# Given request
Scan the data. Collect each line that contains the word "JSON".

# Dataset entries

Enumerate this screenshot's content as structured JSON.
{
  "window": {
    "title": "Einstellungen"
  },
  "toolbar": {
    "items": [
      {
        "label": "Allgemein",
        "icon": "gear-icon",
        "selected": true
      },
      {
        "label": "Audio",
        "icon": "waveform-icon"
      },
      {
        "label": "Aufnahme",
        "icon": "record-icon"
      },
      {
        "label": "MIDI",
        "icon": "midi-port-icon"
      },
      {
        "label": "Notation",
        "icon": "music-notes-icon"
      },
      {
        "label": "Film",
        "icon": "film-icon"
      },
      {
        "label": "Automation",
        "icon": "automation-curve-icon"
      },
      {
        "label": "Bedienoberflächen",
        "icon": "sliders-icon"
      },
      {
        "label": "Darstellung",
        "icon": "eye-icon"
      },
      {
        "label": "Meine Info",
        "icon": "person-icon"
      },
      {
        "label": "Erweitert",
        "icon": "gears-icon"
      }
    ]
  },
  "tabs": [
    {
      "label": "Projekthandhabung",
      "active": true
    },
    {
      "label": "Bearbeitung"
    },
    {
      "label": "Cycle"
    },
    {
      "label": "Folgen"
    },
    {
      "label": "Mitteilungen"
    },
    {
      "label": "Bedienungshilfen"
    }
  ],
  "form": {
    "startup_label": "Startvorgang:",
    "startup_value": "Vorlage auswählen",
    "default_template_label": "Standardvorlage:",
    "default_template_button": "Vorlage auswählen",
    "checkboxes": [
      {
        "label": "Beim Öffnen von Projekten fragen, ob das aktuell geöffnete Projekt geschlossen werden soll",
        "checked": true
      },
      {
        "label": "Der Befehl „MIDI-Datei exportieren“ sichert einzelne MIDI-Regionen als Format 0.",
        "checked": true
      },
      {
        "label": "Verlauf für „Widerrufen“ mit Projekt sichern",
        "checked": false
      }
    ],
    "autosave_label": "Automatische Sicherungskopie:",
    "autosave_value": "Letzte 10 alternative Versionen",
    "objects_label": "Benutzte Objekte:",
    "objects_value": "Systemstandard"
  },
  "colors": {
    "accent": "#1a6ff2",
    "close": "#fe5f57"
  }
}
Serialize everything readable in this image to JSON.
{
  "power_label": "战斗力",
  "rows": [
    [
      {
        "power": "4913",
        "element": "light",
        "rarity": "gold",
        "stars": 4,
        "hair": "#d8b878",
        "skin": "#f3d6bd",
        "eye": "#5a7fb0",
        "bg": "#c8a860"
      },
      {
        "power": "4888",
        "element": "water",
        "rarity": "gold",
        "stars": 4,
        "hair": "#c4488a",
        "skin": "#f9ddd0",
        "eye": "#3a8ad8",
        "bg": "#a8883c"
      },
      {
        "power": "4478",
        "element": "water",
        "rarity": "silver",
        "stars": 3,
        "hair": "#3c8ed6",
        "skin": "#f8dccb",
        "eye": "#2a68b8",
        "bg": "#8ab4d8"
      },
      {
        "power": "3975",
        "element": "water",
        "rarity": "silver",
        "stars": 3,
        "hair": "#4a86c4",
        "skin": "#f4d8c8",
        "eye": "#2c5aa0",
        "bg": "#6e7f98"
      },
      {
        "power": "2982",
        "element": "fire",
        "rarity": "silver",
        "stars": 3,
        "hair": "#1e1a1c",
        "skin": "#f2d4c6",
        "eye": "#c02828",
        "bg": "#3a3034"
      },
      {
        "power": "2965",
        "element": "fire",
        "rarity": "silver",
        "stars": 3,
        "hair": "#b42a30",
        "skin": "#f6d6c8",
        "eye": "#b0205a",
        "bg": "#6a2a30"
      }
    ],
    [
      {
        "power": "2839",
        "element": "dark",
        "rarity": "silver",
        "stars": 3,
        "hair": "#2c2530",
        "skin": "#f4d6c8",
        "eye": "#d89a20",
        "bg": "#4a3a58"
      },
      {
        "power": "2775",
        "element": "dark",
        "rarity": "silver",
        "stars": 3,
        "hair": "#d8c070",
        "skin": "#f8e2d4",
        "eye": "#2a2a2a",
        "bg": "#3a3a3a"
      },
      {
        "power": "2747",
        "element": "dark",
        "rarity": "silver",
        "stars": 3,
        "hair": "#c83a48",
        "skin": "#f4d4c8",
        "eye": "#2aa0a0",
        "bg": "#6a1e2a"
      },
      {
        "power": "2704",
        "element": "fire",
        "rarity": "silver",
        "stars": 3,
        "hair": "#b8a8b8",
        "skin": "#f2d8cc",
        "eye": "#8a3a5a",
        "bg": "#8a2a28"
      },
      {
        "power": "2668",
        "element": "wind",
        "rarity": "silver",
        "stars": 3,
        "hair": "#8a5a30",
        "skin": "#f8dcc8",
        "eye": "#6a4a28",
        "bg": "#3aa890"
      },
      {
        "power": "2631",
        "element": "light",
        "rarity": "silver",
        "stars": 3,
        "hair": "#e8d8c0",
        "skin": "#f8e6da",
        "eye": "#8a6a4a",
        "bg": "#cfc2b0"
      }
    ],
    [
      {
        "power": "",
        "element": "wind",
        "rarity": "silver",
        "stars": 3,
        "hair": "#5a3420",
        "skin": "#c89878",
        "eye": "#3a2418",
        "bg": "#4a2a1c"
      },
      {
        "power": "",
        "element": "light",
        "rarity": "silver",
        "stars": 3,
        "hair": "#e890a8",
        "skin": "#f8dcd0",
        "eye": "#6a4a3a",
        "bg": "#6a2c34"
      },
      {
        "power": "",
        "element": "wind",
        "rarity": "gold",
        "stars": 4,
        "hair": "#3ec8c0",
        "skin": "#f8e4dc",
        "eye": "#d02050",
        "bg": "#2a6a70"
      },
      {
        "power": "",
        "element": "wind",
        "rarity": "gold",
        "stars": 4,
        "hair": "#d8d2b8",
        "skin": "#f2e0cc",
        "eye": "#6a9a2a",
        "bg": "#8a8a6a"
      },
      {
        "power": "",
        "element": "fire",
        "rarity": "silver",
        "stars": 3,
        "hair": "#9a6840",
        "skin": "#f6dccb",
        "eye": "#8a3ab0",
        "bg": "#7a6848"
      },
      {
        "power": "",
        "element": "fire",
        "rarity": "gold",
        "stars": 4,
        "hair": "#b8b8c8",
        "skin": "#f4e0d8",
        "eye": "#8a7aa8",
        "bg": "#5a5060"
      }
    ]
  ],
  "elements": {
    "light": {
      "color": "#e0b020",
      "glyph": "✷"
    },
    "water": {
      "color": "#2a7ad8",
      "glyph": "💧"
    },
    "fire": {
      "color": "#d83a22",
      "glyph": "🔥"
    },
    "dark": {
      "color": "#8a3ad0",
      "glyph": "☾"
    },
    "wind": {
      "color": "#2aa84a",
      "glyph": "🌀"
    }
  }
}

# Result
Enumerate this screenshot's content as structured JSON.
Serialize everything readable in this image to JSON.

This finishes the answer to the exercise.